▶ [What this task involves]:
Rewrite the data below with every occurrence of "bounding box" replaced by "enclosing rectangle", leaving all other text unchanged.

▶ [Material provided]:
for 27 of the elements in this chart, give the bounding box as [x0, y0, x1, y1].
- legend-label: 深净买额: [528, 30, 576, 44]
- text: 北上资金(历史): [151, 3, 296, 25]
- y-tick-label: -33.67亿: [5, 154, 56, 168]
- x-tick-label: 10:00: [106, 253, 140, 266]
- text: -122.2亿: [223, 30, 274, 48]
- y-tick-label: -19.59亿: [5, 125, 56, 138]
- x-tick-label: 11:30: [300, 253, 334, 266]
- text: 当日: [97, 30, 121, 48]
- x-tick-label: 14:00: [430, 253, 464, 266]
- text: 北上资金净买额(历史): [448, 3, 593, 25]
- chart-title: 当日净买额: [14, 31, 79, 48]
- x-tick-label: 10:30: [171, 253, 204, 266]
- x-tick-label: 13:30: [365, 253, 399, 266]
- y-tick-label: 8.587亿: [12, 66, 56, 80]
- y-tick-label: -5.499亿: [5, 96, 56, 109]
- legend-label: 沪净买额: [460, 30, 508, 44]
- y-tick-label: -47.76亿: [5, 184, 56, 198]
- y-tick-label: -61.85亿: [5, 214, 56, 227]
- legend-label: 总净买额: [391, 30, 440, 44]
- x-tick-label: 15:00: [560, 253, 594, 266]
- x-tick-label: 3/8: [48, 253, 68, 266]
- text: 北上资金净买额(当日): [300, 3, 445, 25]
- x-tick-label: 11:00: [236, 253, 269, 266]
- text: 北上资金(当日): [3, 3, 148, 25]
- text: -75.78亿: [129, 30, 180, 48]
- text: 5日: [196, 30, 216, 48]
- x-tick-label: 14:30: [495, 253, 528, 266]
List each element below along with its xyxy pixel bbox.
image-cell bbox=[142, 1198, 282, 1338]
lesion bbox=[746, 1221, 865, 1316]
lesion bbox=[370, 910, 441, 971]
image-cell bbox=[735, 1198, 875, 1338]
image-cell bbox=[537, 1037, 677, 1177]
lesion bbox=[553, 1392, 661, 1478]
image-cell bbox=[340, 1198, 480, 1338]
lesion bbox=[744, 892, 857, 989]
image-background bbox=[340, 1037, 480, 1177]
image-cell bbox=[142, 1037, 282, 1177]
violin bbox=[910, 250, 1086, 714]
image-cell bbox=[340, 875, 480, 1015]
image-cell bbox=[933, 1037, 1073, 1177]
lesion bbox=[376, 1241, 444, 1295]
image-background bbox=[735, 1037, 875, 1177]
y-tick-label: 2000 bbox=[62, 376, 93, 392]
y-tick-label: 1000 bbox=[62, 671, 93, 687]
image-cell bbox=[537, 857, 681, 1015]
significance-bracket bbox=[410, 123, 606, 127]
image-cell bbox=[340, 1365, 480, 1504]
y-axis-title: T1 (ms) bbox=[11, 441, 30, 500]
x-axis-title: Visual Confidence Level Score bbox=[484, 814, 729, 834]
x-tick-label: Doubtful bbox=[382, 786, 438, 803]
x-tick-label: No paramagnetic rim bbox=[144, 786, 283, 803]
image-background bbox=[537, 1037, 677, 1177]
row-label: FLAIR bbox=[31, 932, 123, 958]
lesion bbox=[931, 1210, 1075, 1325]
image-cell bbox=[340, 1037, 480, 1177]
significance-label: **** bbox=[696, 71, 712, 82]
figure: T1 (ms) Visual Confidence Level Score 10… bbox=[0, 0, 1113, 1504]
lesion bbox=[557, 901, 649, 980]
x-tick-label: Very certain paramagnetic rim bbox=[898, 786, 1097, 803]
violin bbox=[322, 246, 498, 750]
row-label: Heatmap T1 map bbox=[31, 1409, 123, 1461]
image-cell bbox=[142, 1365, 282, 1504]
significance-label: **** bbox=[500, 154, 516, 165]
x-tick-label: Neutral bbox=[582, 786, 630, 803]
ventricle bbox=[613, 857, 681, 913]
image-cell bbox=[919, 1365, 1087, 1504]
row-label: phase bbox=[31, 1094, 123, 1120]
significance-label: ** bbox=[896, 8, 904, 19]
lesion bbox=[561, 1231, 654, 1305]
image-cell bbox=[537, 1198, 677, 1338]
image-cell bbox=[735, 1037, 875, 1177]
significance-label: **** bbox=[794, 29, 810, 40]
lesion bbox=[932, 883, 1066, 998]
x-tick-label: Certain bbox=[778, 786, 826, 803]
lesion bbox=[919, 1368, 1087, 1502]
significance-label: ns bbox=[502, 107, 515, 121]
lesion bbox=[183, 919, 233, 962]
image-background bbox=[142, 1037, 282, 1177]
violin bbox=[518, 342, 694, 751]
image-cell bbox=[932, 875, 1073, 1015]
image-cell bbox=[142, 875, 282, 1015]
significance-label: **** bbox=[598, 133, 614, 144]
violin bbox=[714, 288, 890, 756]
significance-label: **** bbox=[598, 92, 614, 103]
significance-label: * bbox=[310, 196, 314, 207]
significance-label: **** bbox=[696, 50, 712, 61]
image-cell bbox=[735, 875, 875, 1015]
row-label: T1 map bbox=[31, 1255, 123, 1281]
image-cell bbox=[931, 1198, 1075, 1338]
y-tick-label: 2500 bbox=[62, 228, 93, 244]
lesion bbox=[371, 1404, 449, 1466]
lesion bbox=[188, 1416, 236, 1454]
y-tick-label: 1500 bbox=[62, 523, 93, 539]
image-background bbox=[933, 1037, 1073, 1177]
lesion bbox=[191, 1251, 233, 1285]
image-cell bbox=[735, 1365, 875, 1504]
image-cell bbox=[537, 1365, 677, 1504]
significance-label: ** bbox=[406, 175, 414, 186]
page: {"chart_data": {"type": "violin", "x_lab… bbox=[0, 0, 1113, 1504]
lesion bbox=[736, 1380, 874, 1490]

▶ [The result]:
for 27 of the elements in this chart, give the enclosing rectangle as [x0, y0, x1, y1].
- legend-label: 深净买额: [528, 30, 576, 44]
- text: 北上资金(历史): [151, 3, 296, 25]
- y-tick-label: -33.67亿: [5, 154, 56, 168]
- x-tick-label: 10:00: [106, 253, 140, 266]
- text: -122.2亿: [223, 30, 274, 48]
- y-tick-label: -19.59亿: [5, 125, 56, 138]
- x-tick-label: 11:30: [300, 253, 334, 266]
- text: 当日: [97, 30, 121, 48]
- x-tick-label: 14:00: [430, 253, 464, 266]
- text: 北上资金净买额(历史): [448, 3, 593, 25]
- chart-title: 当日净买额: [14, 31, 79, 48]
- x-tick-label: 10:30: [171, 253, 204, 266]
- x-tick-label: 13:30: [365, 253, 399, 266]
- y-tick-label: 8.587亿: [12, 66, 56, 80]
- y-tick-label: -5.499亿: [5, 96, 56, 109]
- legend-label: 沪净买额: [460, 30, 508, 44]
- y-tick-label: -47.76亿: [5, 184, 56, 198]
- y-tick-label: -61.85亿: [5, 214, 56, 227]
- legend-label: 总净买额: [391, 30, 440, 44]
- x-tick-label: 15:00: [560, 253, 594, 266]
- x-tick-label: 3/8: [48, 253, 68, 266]
- text: 北上资金净买额(当日): [300, 3, 445, 25]
- x-tick-label: 11:00: [236, 253, 269, 266]
- text: 北上资金(当日): [3, 3, 148, 25]
- text: -75.78亿: [129, 30, 180, 48]
- text: 5日: [196, 30, 216, 48]
- x-tick-label: 14:30: [495, 253, 528, 266]
List each element below along with its xyxy pixel bbox.
image-cell bbox=[142, 1198, 282, 1338]
lesion bbox=[746, 1221, 865, 1316]
lesion bbox=[370, 910, 441, 971]
image-cell bbox=[735, 1198, 875, 1338]
image-cell bbox=[537, 1037, 677, 1177]
lesion bbox=[553, 1392, 661, 1478]
image-cell bbox=[340, 1198, 480, 1338]
lesion bbox=[744, 892, 857, 989]
image-background bbox=[340, 1037, 480, 1177]
image-cell bbox=[142, 1037, 282, 1177]
violin bbox=[910, 250, 1086, 714]
image-cell bbox=[340, 875, 480, 1015]
image-cell bbox=[933, 1037, 1073, 1177]
lesion bbox=[376, 1241, 444, 1295]
image-background bbox=[735, 1037, 875, 1177]
y-tick-label: 2000 bbox=[62, 376, 93, 392]
y-tick-label: 1000 bbox=[62, 671, 93, 687]
image-cell bbox=[537, 857, 681, 1015]
significance-bracket bbox=[410, 123, 606, 127]
image-cell bbox=[340, 1365, 480, 1504]
y-axis-title: T1 (ms) bbox=[11, 441, 30, 500]
x-axis-title: Visual Confidence Level Score bbox=[484, 814, 729, 834]
x-tick-label: Doubtful bbox=[382, 786, 438, 803]
x-tick-label: No paramagnetic rim bbox=[144, 786, 283, 803]
image-background bbox=[537, 1037, 677, 1177]
row-label: FLAIR bbox=[31, 932, 123, 958]
lesion bbox=[931, 1210, 1075, 1325]
image-cell bbox=[340, 1037, 480, 1177]
significance-label: **** bbox=[696, 71, 712, 82]
figure: T1 (ms) Visual Confidence Level Score 10… bbox=[0, 0, 1113, 1504]
lesion bbox=[557, 901, 649, 980]
x-tick-label: Very certain paramagnetic rim bbox=[898, 786, 1097, 803]
violin bbox=[322, 246, 498, 750]
row-label: Heatmap T1 map bbox=[31, 1409, 123, 1461]
image-cell bbox=[142, 1365, 282, 1504]
significance-label: **** bbox=[500, 154, 516, 165]
x-tick-label: Neutral bbox=[582, 786, 630, 803]
ventricle bbox=[613, 857, 681, 913]
image-cell bbox=[919, 1365, 1087, 1504]
row-label: phase bbox=[31, 1094, 123, 1120]
significance-label: ** bbox=[896, 8, 904, 19]
lesion bbox=[561, 1231, 654, 1305]
image-cell bbox=[537, 1198, 677, 1338]
image-cell bbox=[735, 1037, 875, 1177]
significance-label: **** bbox=[794, 29, 810, 40]
lesion bbox=[932, 883, 1066, 998]
x-tick-label: Certain bbox=[778, 786, 826, 803]
lesion bbox=[919, 1368, 1087, 1502]
significance-label: ns bbox=[502, 107, 515, 121]
lesion bbox=[183, 919, 233, 962]
image-background bbox=[142, 1037, 282, 1177]
violin bbox=[518, 342, 694, 751]
image-cell bbox=[932, 875, 1073, 1015]
image-cell bbox=[142, 875, 282, 1015]
significance-label: **** bbox=[598, 133, 614, 144]
violin bbox=[714, 288, 890, 756]
significance-label: **** bbox=[598, 92, 614, 103]
significance-label: * bbox=[310, 196, 314, 207]
significance-label: **** bbox=[696, 50, 712, 61]
image-cell bbox=[735, 875, 875, 1015]
row-label: T1 map bbox=[31, 1255, 123, 1281]
image-cell bbox=[931, 1198, 1075, 1338]
y-tick-label: 2500 bbox=[62, 228, 93, 244]
lesion bbox=[371, 1404, 449, 1466]
lesion bbox=[188, 1416, 236, 1454]
y-tick-label: 1500 bbox=[62, 523, 93, 539]
image-background bbox=[933, 1037, 1073, 1177]
lesion bbox=[191, 1251, 233, 1285]
image-cell bbox=[735, 1365, 875, 1504]
image-cell bbox=[537, 1365, 677, 1504]
significance-label: ** bbox=[406, 175, 414, 186]
page: {"chart_data": {"type": "violin", "x_lab… bbox=[0, 0, 1113, 1504]
lesion bbox=[736, 1380, 874, 1490]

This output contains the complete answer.